Copy every record below, exactly as written.

[Stored records]
____

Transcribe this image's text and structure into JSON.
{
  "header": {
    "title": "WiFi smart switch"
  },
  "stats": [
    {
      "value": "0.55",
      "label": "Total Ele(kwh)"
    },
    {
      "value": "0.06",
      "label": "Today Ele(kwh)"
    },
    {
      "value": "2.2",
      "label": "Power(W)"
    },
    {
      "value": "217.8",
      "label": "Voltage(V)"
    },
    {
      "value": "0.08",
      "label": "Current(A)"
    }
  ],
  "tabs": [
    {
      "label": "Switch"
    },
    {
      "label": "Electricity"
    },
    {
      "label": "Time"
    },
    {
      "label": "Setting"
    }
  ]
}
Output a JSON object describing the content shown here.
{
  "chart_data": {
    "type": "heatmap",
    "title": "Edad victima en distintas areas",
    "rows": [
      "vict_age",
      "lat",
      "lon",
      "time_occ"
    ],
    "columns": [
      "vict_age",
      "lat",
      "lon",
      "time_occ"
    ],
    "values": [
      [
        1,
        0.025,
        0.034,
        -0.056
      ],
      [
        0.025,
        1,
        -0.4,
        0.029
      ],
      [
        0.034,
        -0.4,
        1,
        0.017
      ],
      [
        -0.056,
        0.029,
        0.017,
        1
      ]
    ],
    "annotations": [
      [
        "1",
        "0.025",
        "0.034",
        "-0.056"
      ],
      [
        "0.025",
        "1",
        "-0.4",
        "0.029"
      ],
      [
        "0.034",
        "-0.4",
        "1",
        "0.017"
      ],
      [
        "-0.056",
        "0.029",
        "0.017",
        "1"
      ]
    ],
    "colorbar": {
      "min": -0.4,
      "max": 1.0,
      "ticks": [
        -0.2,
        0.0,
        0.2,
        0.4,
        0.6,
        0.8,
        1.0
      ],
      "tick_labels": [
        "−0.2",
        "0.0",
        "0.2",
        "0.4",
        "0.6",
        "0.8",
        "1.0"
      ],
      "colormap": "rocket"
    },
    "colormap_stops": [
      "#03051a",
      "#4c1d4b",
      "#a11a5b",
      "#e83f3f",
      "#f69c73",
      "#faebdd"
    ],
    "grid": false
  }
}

____

> **RESPONSE**
Transcribe this image's text and structure into JSON.
{
  "header": {
    "title": "WiFi smart switch"
  },
  "stats": [
    {
      "value": "0.55",
      "label": "Total Ele(kwh)"
    },
    {
      "value": "0.06",
      "label": "Today Ele(kwh)"
    },
    {
      "value": "2.2",
      "label": "Power(W)"
    },
    {
      "value": "217.8",
      "label": "Voltage(V)"
    },
    {
      "value": "0.08",
      "label": "Current(A)"
    }
  ],
  "tabs": [
    {
      "label": "Switch"
    },
    {
      "label": "Electricity"
    },
    {
      "label": "Time"
    },
    {
      "label": "Setting"
    }
  ]
}
Output a JSON object describing the content shown here.
{
  "chart_data": {
    "type": "heatmap",
    "title": "Edad victima en distintas areas",
    "rows": [
      "vict_age",
      "lat",
      "lon",
      "time_occ"
    ],
    "columns": [
      "vict_age",
      "lat",
      "lon",
      "time_occ"
    ],
    "values": [
      [
        1,
        0.025,
        0.034,
        -0.056
      ],
      [
        0.025,
        1,
        -0.4,
        0.029
      ],
      [
        0.034,
        -0.4,
        1,
        0.017
      ],
      [
        -0.056,
        0.029,
        0.017,
        1
      ]
    ],
    "annotations": [
      [
        "1",
        "0.025",
        "0.034",
        "-0.056"
      ],
      [
        "0.025",
        "1",
        "-0.4",
        "0.029"
      ],
      [
        "0.034",
        "-0.4",
        "1",
        "0.017"
      ],
      [
        "-0.056",
        "0.029",
        "0.017",
        "1"
      ]
    ],
    "colorbar": {
      "min": -0.4,
      "max": 1.0,
      "ticks": [
        -0.2,
        0.0,
        0.2,
        0.4,
        0.6,
        0.8,
        1.0
      ],
      "tick_labels": [
        "−0.2",
        "0.0",
        "0.2",
        "0.4",
        "0.6",
        "0.8",
        "1.0"
      ],
      "colormap": "rocket"
    },
    "colormap_stops": [
      "#03051a",
      "#4c1d4b",
      "#a11a5b",
      "#e83f3f",
      "#f69c73",
      "#faebdd"
    ],
    "grid": false
  }
}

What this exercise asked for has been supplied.